## Written problem
Rewrite all of the material below, replacing every instance of "depth-map" with "depth-image" and changing nothing else. Leave the pictures out.

## Information given
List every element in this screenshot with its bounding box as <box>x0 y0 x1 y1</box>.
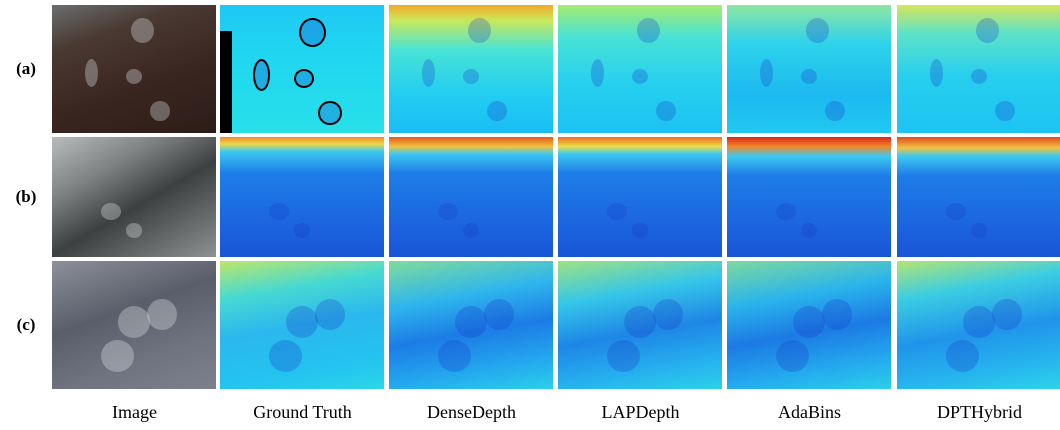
object <box>438 203 458 220</box>
object <box>126 69 142 84</box>
object <box>468 18 491 44</box>
figure: (a) (b) (c) ImageGround TruthDenseDepthLAPD… <box>0 0 1060 430</box>
depth-map <box>220 261 384 389</box>
column-label: DenseDepth <box>389 402 554 423</box>
object <box>801 69 817 84</box>
depth-map <box>897 261 1060 389</box>
input-image <box>52 261 216 389</box>
object <box>118 306 151 338</box>
input-image <box>52 137 216 257</box>
object <box>299 18 326 48</box>
object <box>126 223 142 237</box>
depth-map <box>389 261 553 389</box>
object <box>463 223 479 237</box>
object <box>318 101 342 125</box>
missing-depth <box>220 31 232 133</box>
object <box>455 306 488 338</box>
object <box>286 306 319 338</box>
object <box>150 101 170 121</box>
column-label: Image <box>52 402 217 423</box>
object <box>825 101 845 121</box>
depth-map <box>897 5 1060 133</box>
object <box>101 203 121 220</box>
object <box>131 18 154 44</box>
object <box>294 223 310 237</box>
object <box>484 299 514 330</box>
input-image <box>52 5 216 133</box>
row-label: (a) <box>6 59 46 79</box>
object <box>976 18 999 44</box>
object <box>971 223 987 237</box>
depth-map <box>558 137 722 257</box>
object <box>946 340 979 372</box>
depth-map <box>220 5 384 133</box>
object <box>147 299 177 330</box>
object <box>632 223 648 237</box>
depth-map <box>727 137 891 257</box>
object <box>607 203 627 220</box>
object <box>793 306 826 338</box>
object <box>776 203 796 220</box>
object <box>632 69 648 84</box>
object <box>963 306 996 338</box>
row-label: (b) <box>6 187 46 207</box>
depth-map <box>727 5 891 133</box>
object <box>269 203 289 220</box>
column-label: Ground Truth <box>220 402 385 423</box>
object <box>995 101 1015 121</box>
object <box>269 340 302 372</box>
column-label: AdaBins <box>727 402 892 423</box>
depth-map <box>220 137 384 257</box>
object <box>315 299 345 330</box>
object <box>294 69 314 88</box>
object <box>801 223 817 237</box>
object <box>101 340 134 372</box>
column-label: DPTHybrid <box>897 402 1060 423</box>
object <box>806 18 829 44</box>
object <box>946 203 966 220</box>
depth-map <box>897 137 1060 257</box>
depth-map <box>727 261 891 389</box>
object <box>776 340 809 372</box>
object <box>822 299 852 330</box>
object <box>656 101 676 121</box>
object <box>930 59 943 87</box>
object <box>438 340 471 372</box>
depth-map <box>558 5 722 133</box>
column-label: LAPDepth <box>558 402 723 423</box>
object <box>487 101 507 121</box>
object <box>992 299 1022 330</box>
object <box>591 59 604 87</box>
object <box>637 18 660 44</box>
object <box>760 59 773 87</box>
object <box>463 69 479 84</box>
object <box>85 59 98 87</box>
object <box>253 59 270 91</box>
depth-map <box>389 5 553 133</box>
object <box>422 59 435 87</box>
depth-map <box>558 261 722 389</box>
row-label: (c) <box>6 315 46 335</box>
object <box>624 306 657 338</box>
depth-map <box>389 137 553 257</box>
object <box>653 299 683 330</box>
object <box>971 69 987 84</box>
object <box>607 340 640 372</box>
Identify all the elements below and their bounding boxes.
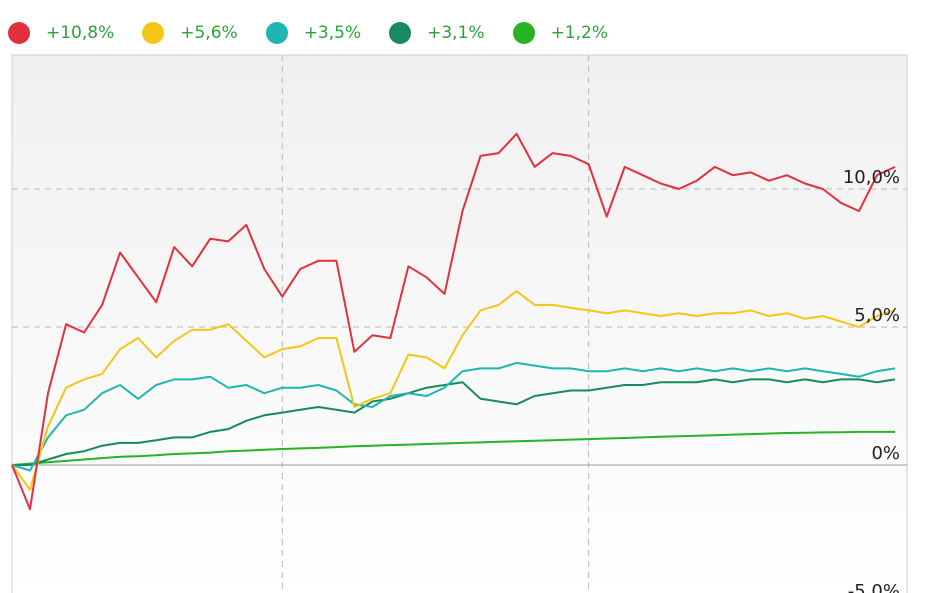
legend-label-series-3: +3,5%	[303, 23, 362, 43]
series-line-2	[11, 290, 896, 491]
legend-label-series-4: +3,1%	[427, 23, 485, 43]
y-tick-label-3: -5,0%	[848, 581, 900, 593]
legend-item-series-5: +1,2%	[512, 22, 608, 44]
series-line-4	[12, 378, 896, 466]
y-tick-label-2: 0%	[871, 443, 900, 464]
legend-dot-series-3	[265, 22, 288, 44]
legend-item-series-4: +3,1%	[389, 22, 485, 44]
legend-label-series-5: +1,2%	[550, 23, 608, 43]
legend-dot-series-2	[142, 22, 165, 44]
series-line-3	[11, 361, 896, 472]
legend-label-series-2: +5,6%	[180, 23, 238, 43]
y-tick-label-1: 5,0%	[854, 305, 900, 326]
legend-dot-series-1	[8, 22, 30, 44]
plot-area	[11, 54, 908, 593]
legend-label-series-1: +10,8%	[46, 23, 115, 43]
legend-item-series-2: +5,6%	[142, 22, 238, 44]
series-line-5	[11, 430, 895, 466]
legend-item-series-1: +10,8%	[8, 22, 114, 44]
series-lines	[11, 132, 896, 511]
legend-item-series-3: +3,5%	[265, 22, 362, 44]
legend-dot-series-5	[512, 22, 535, 44]
series-line-1	[11, 132, 896, 511]
chart-legend: +10,8% +5,6% +3,5% +3,1% +1,2%	[8, 18, 636, 48]
y-tick-label-0: 10,0%	[843, 167, 900, 188]
y-axis-ticks: 10,0% 5,0% 0% -5,0%	[843, 167, 900, 593]
legend-dot-series-4	[389, 22, 412, 44]
grid-lines	[12, 55, 907, 593]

## The completed task
List every element in this screenshot with its bounding box as <box>x0 y0 x1 y1</box>.
object <box>438 203 458 220</box>
object <box>126 69 142 84</box>
object <box>468 18 491 44</box>
figure: (a) (b) (c) ImageGround TruthDenseDepthLAPD… <box>0 0 1060 430</box>
depth-image <box>220 261 384 389</box>
column-label: DenseDepth <box>389 402 554 423</box>
object <box>801 69 817 84</box>
depth-image <box>897 261 1060 389</box>
input-image <box>52 261 216 389</box>
object <box>118 306 151 338</box>
input-image <box>52 137 216 257</box>
object <box>299 18 326 48</box>
object <box>126 223 142 237</box>
depth-image <box>389 261 553 389</box>
object <box>463 223 479 237</box>
object <box>318 101 342 125</box>
missing-depth <box>220 31 232 133</box>
object <box>455 306 488 338</box>
object <box>286 306 319 338</box>
object <box>150 101 170 121</box>
column-label: Image <box>52 402 217 423</box>
object <box>825 101 845 121</box>
depth-image <box>897 5 1060 133</box>
object <box>101 203 121 220</box>
object <box>131 18 154 44</box>
object <box>294 223 310 237</box>
object <box>484 299 514 330</box>
input-image <box>52 5 216 133</box>
row-label: (a) <box>6 59 46 79</box>
object <box>976 18 999 44</box>
object <box>971 223 987 237</box>
depth-image <box>558 137 722 257</box>
object <box>946 340 979 372</box>
depth-image <box>220 5 384 133</box>
object <box>147 299 177 330</box>
object <box>632 223 648 237</box>
depth-image <box>727 137 891 257</box>
object <box>607 203 627 220</box>
object <box>793 306 826 338</box>
object <box>776 203 796 220</box>
object <box>632 69 648 84</box>
object <box>963 306 996 338</box>
row-label: (b) <box>6 187 46 207</box>
depth-image <box>727 5 891 133</box>
object <box>269 203 289 220</box>
column-label: Ground Truth <box>220 402 385 423</box>
object <box>995 101 1015 121</box>
object <box>269 340 302 372</box>
column-label: AdaBins <box>727 402 892 423</box>
depth-image <box>220 137 384 257</box>
object <box>315 299 345 330</box>
object <box>294 69 314 88</box>
object <box>801 223 817 237</box>
object <box>101 340 134 372</box>
column-label: DPTHybrid <box>897 402 1060 423</box>
object <box>806 18 829 44</box>
object <box>946 203 966 220</box>
depth-image <box>897 137 1060 257</box>
depth-image <box>727 261 891 389</box>
object <box>776 340 809 372</box>
object <box>822 299 852 330</box>
object <box>656 101 676 121</box>
object <box>930 59 943 87</box>
object <box>438 340 471 372</box>
depth-image <box>558 5 722 133</box>
column-label: LAPDepth <box>558 402 723 423</box>
object <box>487 101 507 121</box>
object <box>992 299 1022 330</box>
object <box>591 59 604 87</box>
object <box>637 18 660 44</box>
object <box>760 59 773 87</box>
object <box>463 69 479 84</box>
object <box>85 59 98 87</box>
object <box>253 59 270 91</box>
depth-image <box>389 5 553 133</box>
object <box>422 59 435 87</box>
depth-image <box>558 261 722 389</box>
row-label: (c) <box>6 315 46 335</box>
object <box>624 306 657 338</box>
depth-image <box>389 137 553 257</box>
object <box>653 299 683 330</box>
object <box>971 69 987 84</box>
object <box>607 340 640 372</box>
Identify all the elements below and their bounding boxes.
legend-label-series-3: +3,5%	[303, 23, 362, 43]
series-line-2	[11, 290, 896, 491]
legend-label-series-4: +3,1%	[427, 23, 485, 43]
y-tick-label-3: -5,0%	[848, 581, 900, 593]
legend-item-series-5: +1,2%	[512, 22, 608, 44]
series-line-4	[12, 378, 896, 466]
y-tick-label-2: 0%	[871, 443, 900, 464]
legend-dot-series-3	[265, 22, 288, 44]
legend-item-series-4: +3,1%	[389, 22, 485, 44]
legend-label-series-5: +1,2%	[550, 23, 608, 43]
legend-dot-series-2	[142, 22, 165, 44]
series-line-3	[11, 361, 896, 472]
legend-label-series-2: +5,6%	[180, 23, 238, 43]
y-tick-label-1: 5,0%	[854, 305, 900, 326]
legend-dot-series-1	[8, 22, 30, 44]
plot-area	[11, 54, 908, 593]
legend-label-series-1: +10,8%	[46, 23, 115, 43]
legend-item-series-2: +5,6%	[142, 22, 238, 44]
series-line-5	[11, 430, 895, 466]
legend-item-series-1: +10,8%	[8, 22, 114, 44]
series-lines	[11, 132, 896, 511]
legend-item-series-3: +3,5%	[265, 22, 362, 44]
legend-dot-series-5	[512, 22, 535, 44]
series-line-1	[11, 132, 896, 511]
chart-legend: +10,8% +5,6% +3,5% +3,1% +1,2%	[8, 18, 636, 48]
y-tick-label-0: 10,0%	[843, 167, 900, 188]
y-axis-ticks: 10,0% 5,0% 0% -5,0%	[843, 167, 900, 593]
legend-dot-series-4	[389, 22, 412, 44]
grid-lines	[12, 55, 907, 593]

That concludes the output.